--- Task instructions ---
Every record must be repeated exactly; omit any pictures they contain.

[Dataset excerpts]
= = = =
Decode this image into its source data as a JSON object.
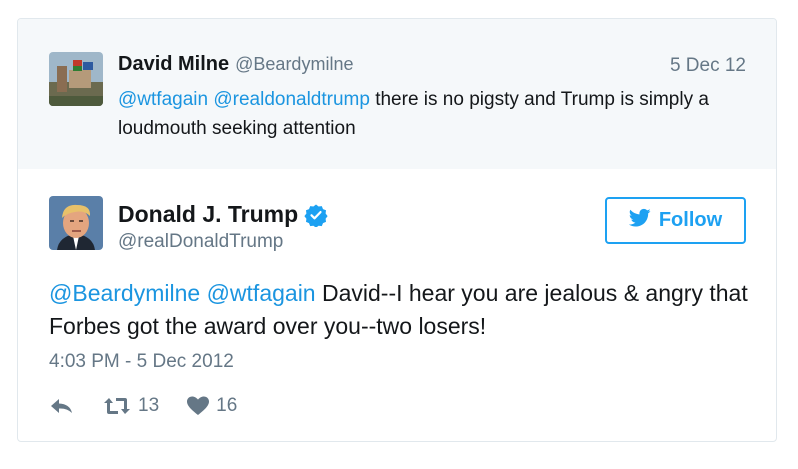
{
  "reply_context": {
    "name": "David Milne",
    "handle": "@Beardymilne",
    "date": "5 Dec 12",
    "mention_1": "@wtfagain",
    "mention_2": "@realdonaldtrump",
    "text_rest": " there is no pigsty and Trump is simply a loudmouth seeking attention"
  },
  "tweet": {
    "name": "Donald J. Trump",
    "handle": "@realDonaldTrump",
    "follow_label": "Follow",
    "mention_1": "@Beardymilne",
    "mention_2": "@wtfagain",
    "text_rest": " David--I hear you are jealous & angry that Forbes got the award over you--two losers!",
    "timestamp": "4:03 PM - 5 Dec 2012",
    "retweets": "13",
    "likes": "16"
  },
  "icons": {
    "verified": "verified-badge-icon",
    "follow_bird": "twitter-bird-icon",
    "reply": "reply-icon",
    "retweet": "retweet-icon",
    "like": "heart-icon"
  },
  "colors": {
    "accent": "#1da1f2",
    "mention": "#1b95e0",
    "muted": "#657786",
    "context_bg": "#f5f8fa",
    "border": "#e1e8ed"
  }
}
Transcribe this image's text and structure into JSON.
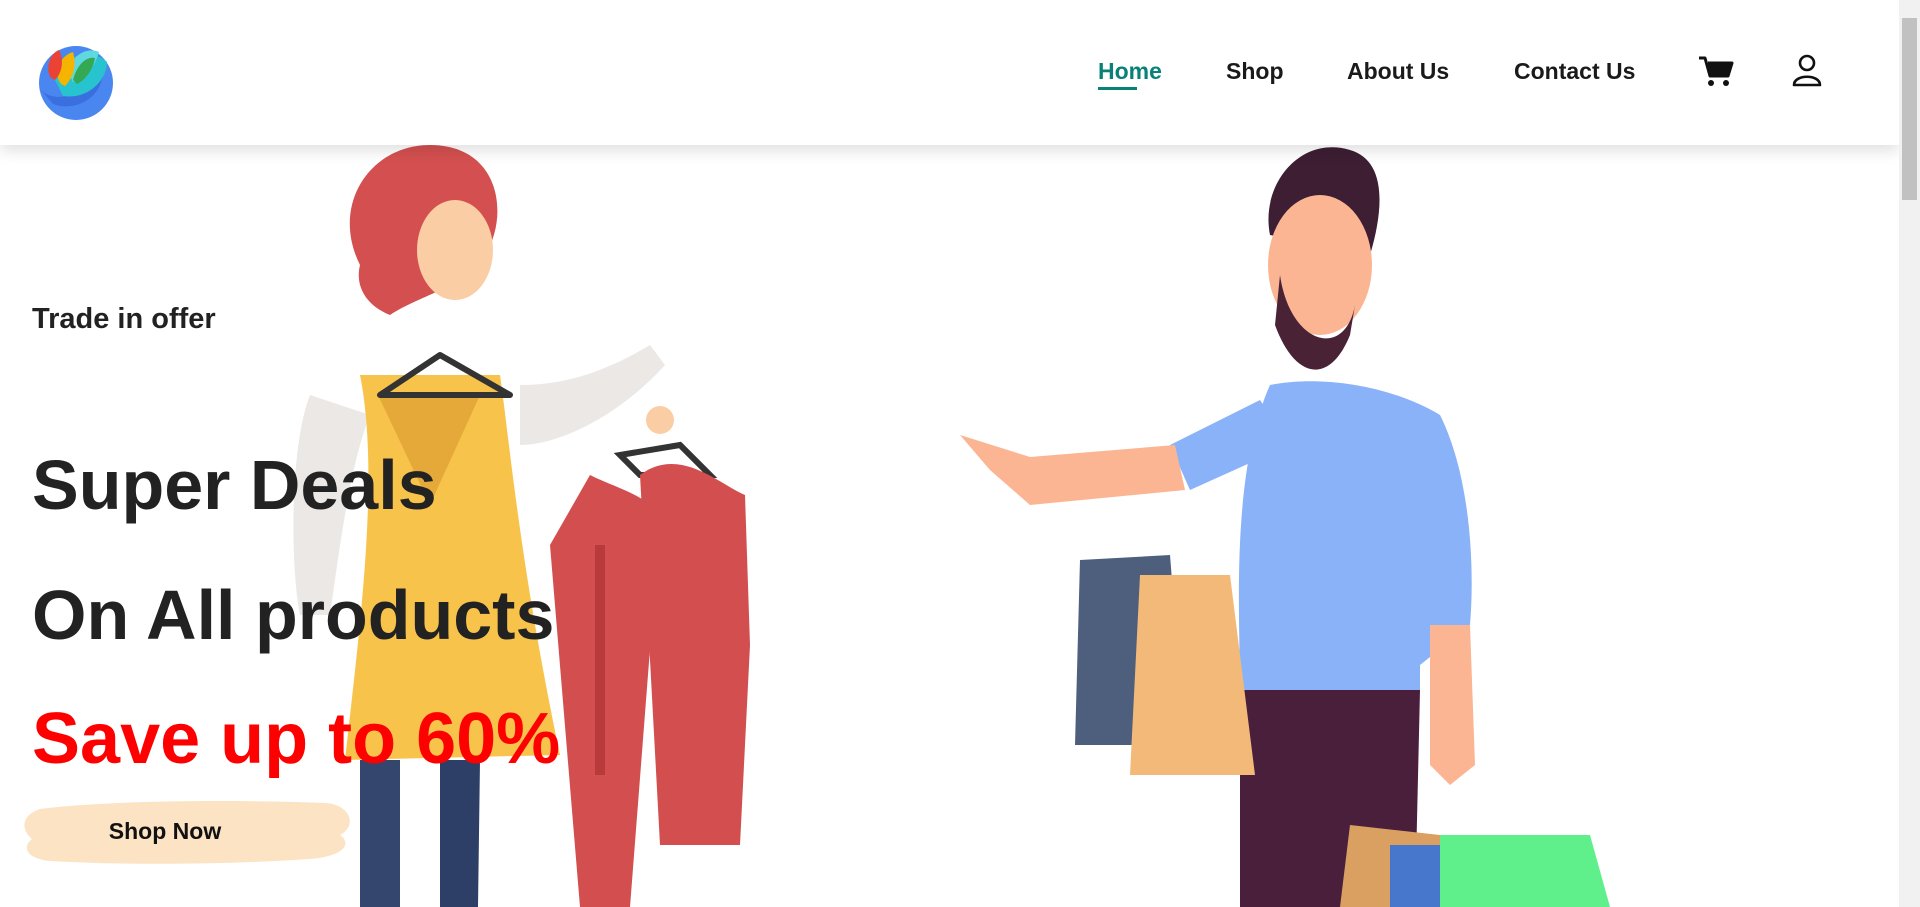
{
  "nav": {
    "links": [
      {
        "label": "Home",
        "active": true
      },
      {
        "label": "Shop",
        "active": false
      },
      {
        "label": "About Us",
        "active": false
      },
      {
        "label": "Contact Us",
        "active": false
      }
    ],
    "icons": [
      "cart-icon",
      "user-icon"
    ],
    "accent_color": "#088178"
  },
  "hero": {
    "eyebrow": "Trade in offer",
    "headline_1": "Super Deals",
    "headline_2": "On All products",
    "headline_3": "Save up to 60%",
    "cta_label": "Shop Now",
    "highlight_color": "#ff0000",
    "cta_bg_color": "#fbe3c4"
  }
}
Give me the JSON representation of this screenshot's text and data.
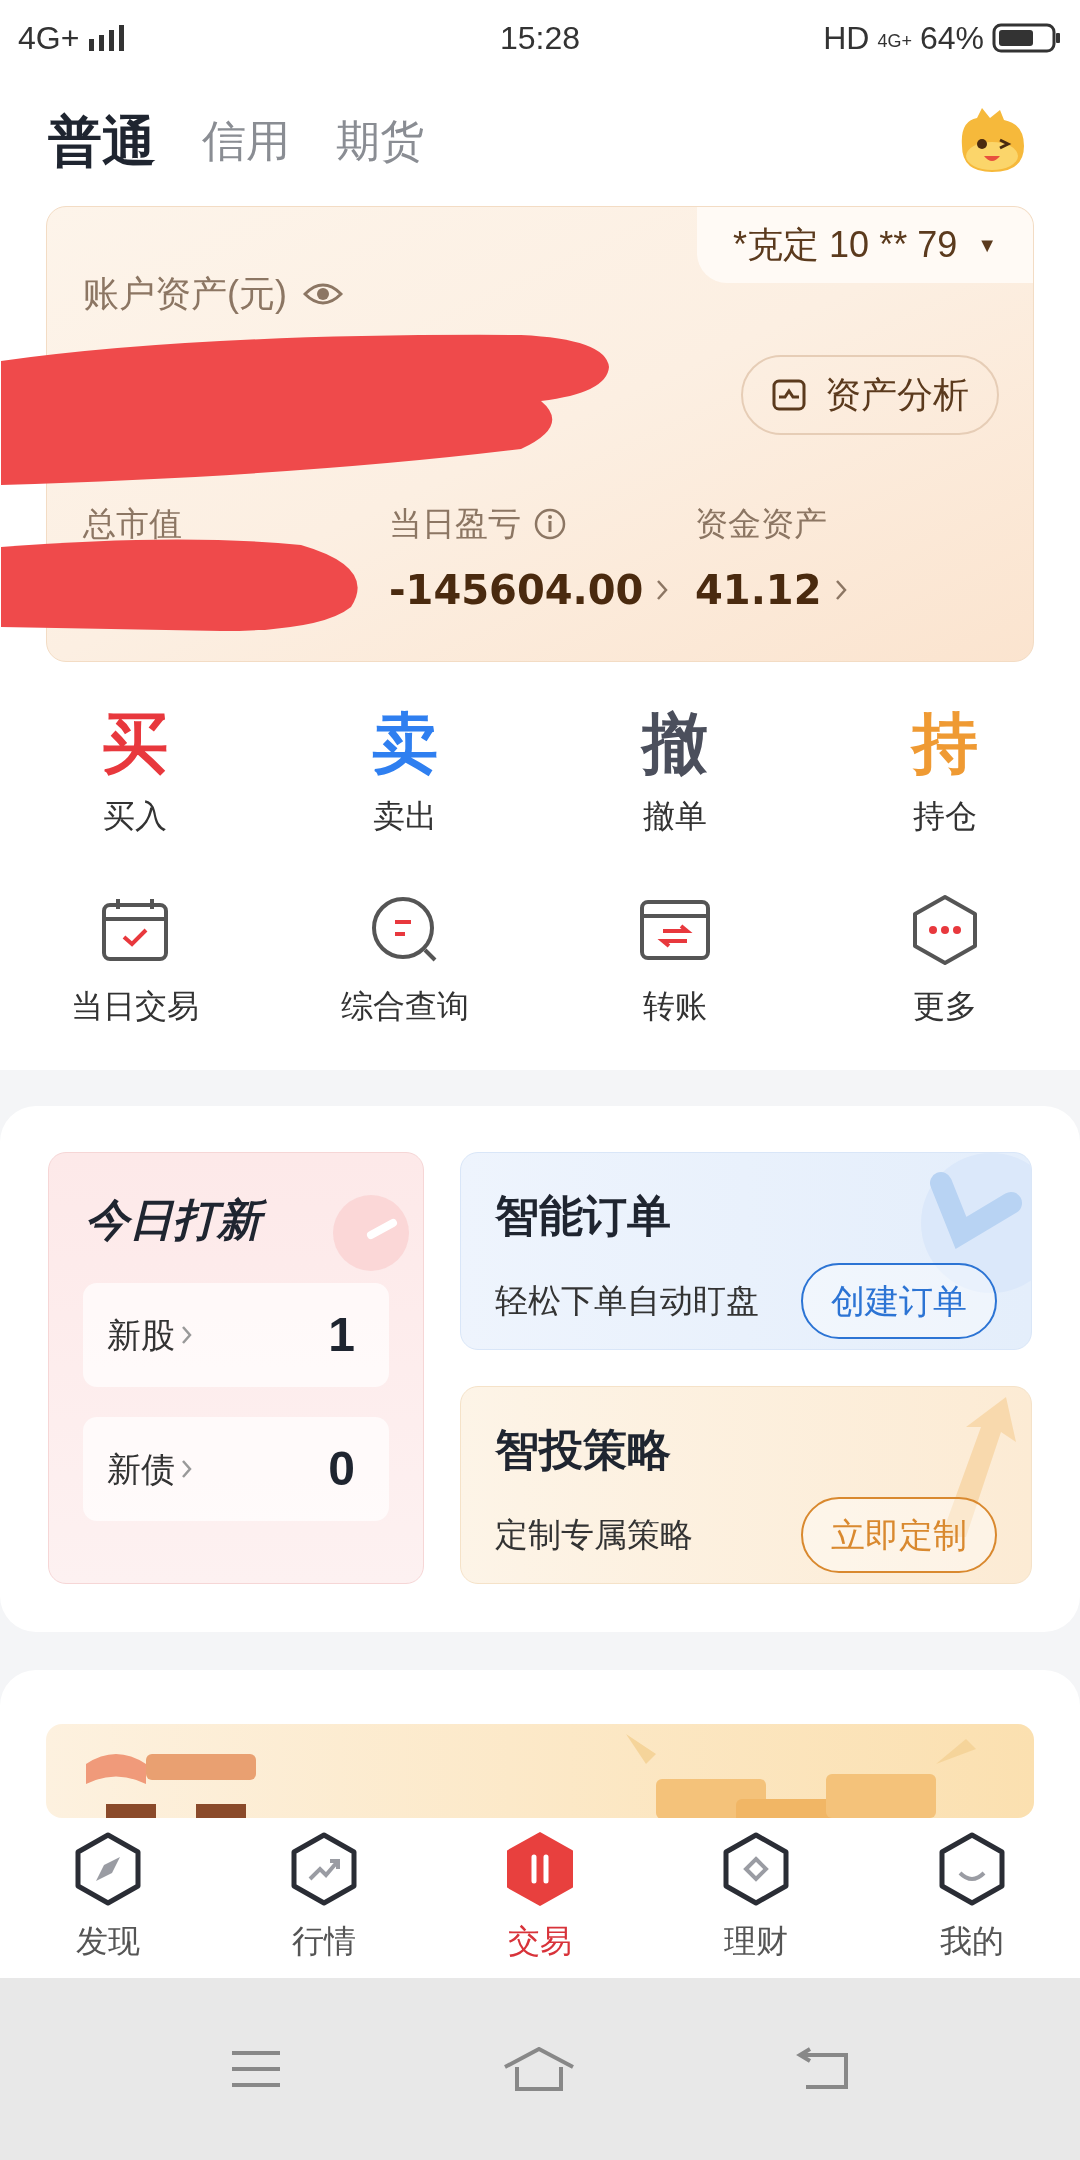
{
  "status_bar": {
    "network": "4G+",
    "time": "15:28",
    "hd": "HD",
    "network_right": "4G+",
    "battery": "64%"
  },
  "tabs": [
    {
      "label": "普通",
      "selected": true
    },
    {
      "label": "信用",
      "selected": false
    },
    {
      "label": "期货",
      "selected": false
    }
  ],
  "account": {
    "selector": "*克定 10 ** 79",
    "caret": "▼",
    "title": "账户资产(元)",
    "analysis_button": "资产分析",
    "stats": [
      {
        "label": "总市值",
        "info": false
      },
      {
        "label": "当日盈亏",
        "info": true,
        "value": "-145604.00"
      },
      {
        "label": "资金资产",
        "info": false,
        "value": "41.12"
      }
    ]
  },
  "quick_actions": [
    {
      "glyph": "买",
      "label": "买入",
      "color": "#e8383d"
    },
    {
      "glyph": "卖",
      "label": "卖出",
      "color": "#2f7ff0"
    },
    {
      "glyph": "撤",
      "label": "撤单",
      "color": "#4b4f5c"
    },
    {
      "glyph": "持",
      "label": "持仓",
      "color": "#ef9a33"
    }
  ],
  "tools": [
    {
      "kind": "calendar",
      "label": "当日交易"
    },
    {
      "kind": "search",
      "label": "综合查询"
    },
    {
      "kind": "transfer",
      "label": "转账"
    },
    {
      "kind": "more",
      "label": "更多"
    }
  ],
  "ipo": {
    "title": "今日打新",
    "rows": [
      {
        "label": "新股",
        "count": "1"
      },
      {
        "label": "新债",
        "count": "0"
      }
    ]
  },
  "promos": [
    {
      "kind": "order",
      "title": "智能订单",
      "subtitle": "轻松下单自动盯盘",
      "button": "创建订单"
    },
    {
      "kind": "strategy",
      "title": "智投策略",
      "subtitle": "定制专属策略",
      "button": "立即定制"
    }
  ],
  "bottom_nav": [
    {
      "kind": "compass",
      "label": "发现",
      "selected": false
    },
    {
      "kind": "trend",
      "label": "行情",
      "selected": false
    },
    {
      "kind": "trade",
      "label": "交易",
      "selected": true
    },
    {
      "kind": "diamond",
      "label": "理财",
      "selected": false
    },
    {
      "kind": "smile",
      "label": "我的",
      "selected": false
    }
  ]
}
= = = =
--- Result of this task ---
Decode this image into its source data as a JSON object.
{
  "reply_context": {
    "name": "David Milne",
    "handle": "@Beardymilne",
    "date": "5 Dec 12",
    "mention_1": "@wtfagain",
    "mention_2": "@realdonaldtrump",
    "text_rest": " there is no pigsty and Trump is simply a loudmouth seeking attention"
  },
  "tweet": {
    "name": "Donald J. Trump",
    "handle": "@realDonaldTrump",
    "follow_label": "Follow",
    "mention_1": "@Beardymilne",
    "mention_2": "@wtfagain",
    "text_rest": " David--I hear you are jealous & angry that Forbes got the award over you--two losers!",
    "timestamp": "4:03 PM - 5 Dec 2012",
    "retweets": "13",
    "likes": "16"
  },
  "icons": {
    "verified": "verified-badge-icon",
    "follow_bird": "twitter-bird-icon",
    "reply": "reply-icon",
    "retweet": "retweet-icon",
    "like": "heart-icon"
  },
  "colors": {
    "accent": "#1da1f2",
    "mention": "#1b95e0",
    "muted": "#657786",
    "context_bg": "#f5f8fa",
    "border": "#e1e8ed"
  }
}
Transcribe this image's text and structure into JSON.
{
  "nav": {
    "links": [
      {
        "label": "Home",
        "active": true
      },
      {
        "label": "Shop",
        "active": false
      },
      {
        "label": "About Us",
        "active": false
      },
      {
        "label": "Contact Us",
        "active": false
      }
    ],
    "icons": [
      "cart-icon",
      "user-icon"
    ],
    "accent_color": "#088178"
  },
  "hero": {
    "eyebrow": "Trade in offer",
    "headline_1": "Super Deals",
    "headline_2": "On All products",
    "headline_3": "Save up to 60%",
    "cta_label": "Shop Now",
    "highlight_color": "#ff0000",
    "cta_bg_color": "#fbe3c4"
  }
}
Give me the JSON representation of this screenshot's text and data.
{
  "status_bar": {
    "network": "4G+",
    "time": "15:28",
    "hd": "HD",
    "network_right": "4G+",
    "battery": "64%"
  },
  "tabs": [
    {
      "label": "普通",
      "selected": true
    },
    {
      "label": "信用",
      "selected": false
    },
    {
      "label": "期货",
      "selected": false
    }
  ],
  "account": {
    "selector": "*克定 10 ** 79",
    "caret": "▼",
    "title": "账户资产(元)",
    "analysis_button": "资产分析",
    "stats": [
      {
        "label": "总市值",
        "info": false
      },
      {
        "label": "当日盈亏",
        "info": true,
        "value": "-145604.00"
      },
      {
        "label": "资金资产",
        "info": false,
        "value": "41.12"
      }
    ]
  },
  "quick_actions": [
    {
      "glyph": "买",
      "label": "买入",
      "color": "#e8383d"
    },
    {
      "glyph": "卖",
      "label": "卖出",
      "color": "#2f7ff0"
    },
    {
      "glyph": "撤",
      "label": "撤单",
      "color": "#4b4f5c"
    },
    {
      "glyph": "持",
      "label": "持仓",
      "color": "#ef9a33"
    }
  ],
  "tools": [
    {
      "kind": "calendar",
      "label": "当日交易"
    },
    {
      "kind": "search",
      "label": "综合查询"
    },
    {
      "kind": "transfer",
      "label": "转账"
    },
    {
      "kind": "more",
      "label": "更多"
    }
  ],
  "ipo": {
    "title": "今日打新",
    "rows": [
      {
        "label": "新股",
        "count": "1"
      },
      {
        "label": "新债",
        "count": "0"
      }
    ]
  },
  "promos": [
    {
      "kind": "order",
      "title": "智能订单",
      "subtitle": "轻松下单自动盯盘",
      "button": "创建订单"
    },
    {
      "kind": "strategy",
      "title": "智投策略",
      "subtitle": "定制专属策略",
      "button": "立即定制"
    }
  ],
  "bottom_nav": [
    {
      "kind": "compass",
      "label": "发现",
      "selected": false
    },
    {
      "kind": "trend",
      "label": "行情",
      "selected": false
    },
    {
      "kind": "trade",
      "label": "交易",
      "selected": true
    },
    {
      "kind": "diamond",
      "label": "理财",
      "selected": false
    },
    {
      "kind": "smile",
      "label": "我的",
      "selected": false
    }
  ]
}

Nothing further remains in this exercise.